- Prompt -
Repeat the records in full and exactly, omitting pictures.

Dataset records
== == ==

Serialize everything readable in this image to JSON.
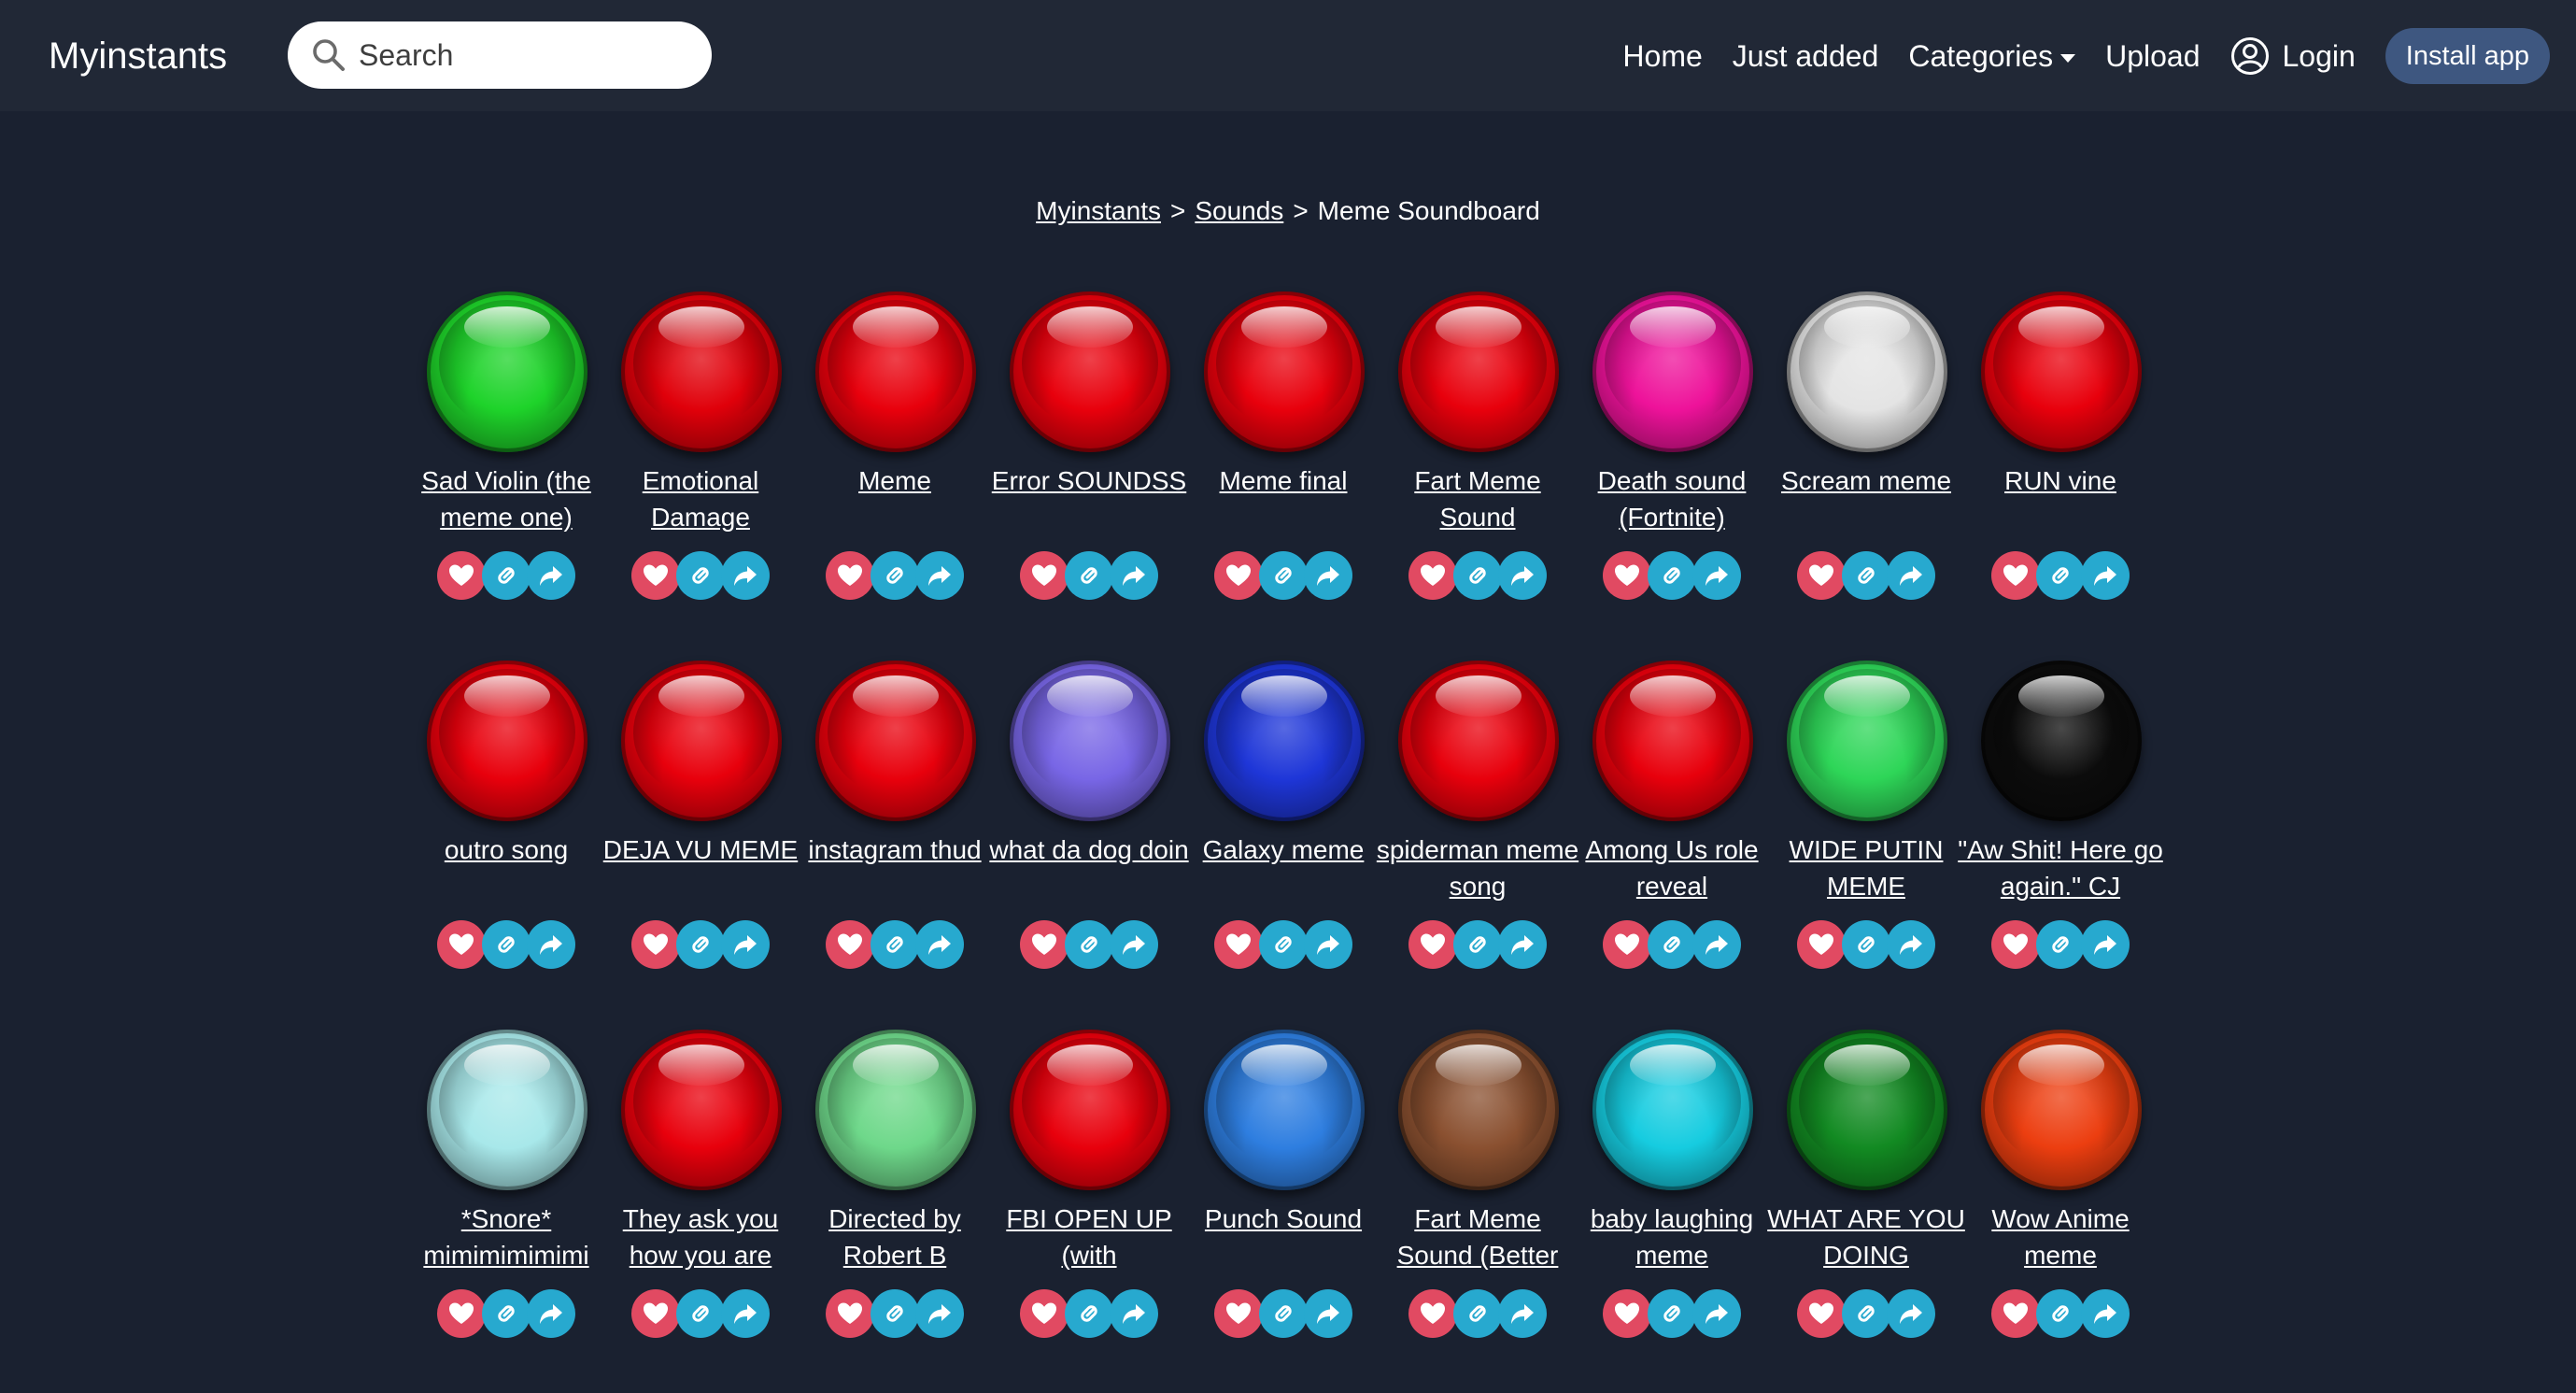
{
  "navbar": {
    "brand": "Myinstants",
    "search_placeholder": "Search",
    "links": {
      "home": "Home",
      "just_added": "Just added",
      "categories": "Categories",
      "upload": "Upload",
      "login": "Login"
    },
    "install_label": "Install app"
  },
  "breadcrumb": {
    "root": "Myinstants",
    "sounds": "Sounds",
    "current": "Meme Soundboard",
    "separator": ">"
  },
  "colors": {
    "background": "#1a2130",
    "navbar": "#212836",
    "favorite": "#e14a62",
    "action": "#27a9cf",
    "install": "#3e5780"
  },
  "sounds": [
    {
      "label": "Sad Violin (the meme one)",
      "color": "#1ed32a"
    },
    {
      "label": "Emotional Damage",
      "color": "#e0000a"
    },
    {
      "label": "Meme",
      "color": "#e8000c"
    },
    {
      "label": "Error SOUNDSS",
      "color": "#e8000c"
    },
    {
      "label": "Meme final",
      "color": "#e8000c"
    },
    {
      "label": "Fart Meme Sound",
      "color": "#e8000c"
    },
    {
      "label": "Death sound (Fortnite)",
      "color": "#ee129a"
    },
    {
      "label": "Scream meme",
      "color": "#e4e4e4"
    },
    {
      "label": "RUN vine",
      "color": "#e8000c"
    },
    {
      "label": "outro song",
      "color": "#e8000c"
    },
    {
      "label": "DEJA VU MEME",
      "color": "#e8000c"
    },
    {
      "label": "instagram thud",
      "color": "#e8000c"
    },
    {
      "label": "what da dog doin",
      "color": "#7866e6"
    },
    {
      "label": "Galaxy meme",
      "color": "#1e36d8"
    },
    {
      "label": "spiderman meme song",
      "color": "#e8000c"
    },
    {
      "label": "Among Us role reveal",
      "color": "#e8000c"
    },
    {
      "label": "WIDE PUTIN MEME",
      "color": "#2ed658"
    },
    {
      "label": "\"Aw Shit! Here go again.\" CJ",
      "color": "#0c0c0c"
    },
    {
      "label": "*Snore* mimimimimimi",
      "color": "#a8e8ea"
    },
    {
      "label": "They ask you how you are",
      "color": "#e8000c"
    },
    {
      "label": "Directed by Robert B",
      "color": "#6ed88a"
    },
    {
      "label": "FBI OPEN UP (with",
      "color": "#e8000c"
    },
    {
      "label": "Punch Sound",
      "color": "#2e7ee0"
    },
    {
      "label": "Fart Meme Sound (Better",
      "color": "#8a5030"
    },
    {
      "label": "baby laughing meme",
      "color": "#16cce0"
    },
    {
      "label": "WHAT ARE YOU DOING",
      "color": "#128a22"
    },
    {
      "label": "Wow Anime meme",
      "color": "#ec3e10"
    }
  ]
}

== == ==

- In response -
Serialize everything readable in this image to JSON.
{
  "navbar": {
    "brand": "Myinstants",
    "search_placeholder": "Search",
    "links": {
      "home": "Home",
      "just_added": "Just added",
      "categories": "Categories",
      "upload": "Upload",
      "login": "Login"
    },
    "install_label": "Install app"
  },
  "breadcrumb": {
    "root": "Myinstants",
    "sounds": "Sounds",
    "current": "Meme Soundboard",
    "separator": ">"
  },
  "colors": {
    "background": "#1a2130",
    "navbar": "#212836",
    "favorite": "#e14a62",
    "action": "#27a9cf",
    "install": "#3e5780"
  },
  "sounds": [
    {
      "label": "Sad Violin (the meme one)",
      "color": "#1ed32a"
    },
    {
      "label": "Emotional Damage",
      "color": "#e0000a"
    },
    {
      "label": "Meme",
      "color": "#e8000c"
    },
    {
      "label": "Error SOUNDSS",
      "color": "#e8000c"
    },
    {
      "label": "Meme final",
      "color": "#e8000c"
    },
    {
      "label": "Fart Meme Sound",
      "color": "#e8000c"
    },
    {
      "label": "Death sound (Fortnite)",
      "color": "#ee129a"
    },
    {
      "label": "Scream meme",
      "color": "#e4e4e4"
    },
    {
      "label": "RUN vine",
      "color": "#e8000c"
    },
    {
      "label": "outro song",
      "color": "#e8000c"
    },
    {
      "label": "DEJA VU MEME",
      "color": "#e8000c"
    },
    {
      "label": "instagram thud",
      "color": "#e8000c"
    },
    {
      "label": "what da dog doin",
      "color": "#7866e6"
    },
    {
      "label": "Galaxy meme",
      "color": "#1e36d8"
    },
    {
      "label": "spiderman meme song",
      "color": "#e8000c"
    },
    {
      "label": "Among Us role reveal",
      "color": "#e8000c"
    },
    {
      "label": "WIDE PUTIN MEME",
      "color": "#2ed658"
    },
    {
      "label": "\"Aw Shit! Here go again.\" CJ",
      "color": "#0c0c0c"
    },
    {
      "label": "*Snore* mimimimimimi",
      "color": "#a8e8ea"
    },
    {
      "label": "They ask you how you are",
      "color": "#e8000c"
    },
    {
      "label": "Directed by Robert B",
      "color": "#6ed88a"
    },
    {
      "label": "FBI OPEN UP (with",
      "color": "#e8000c"
    },
    {
      "label": "Punch Sound",
      "color": "#2e7ee0"
    },
    {
      "label": "Fart Meme Sound (Better",
      "color": "#8a5030"
    },
    {
      "label": "baby laughing meme",
      "color": "#16cce0"
    },
    {
      "label": "WHAT ARE YOU DOING",
      "color": "#128a22"
    },
    {
      "label": "Wow Anime meme",
      "color": "#ec3e10"
    }
  ]
}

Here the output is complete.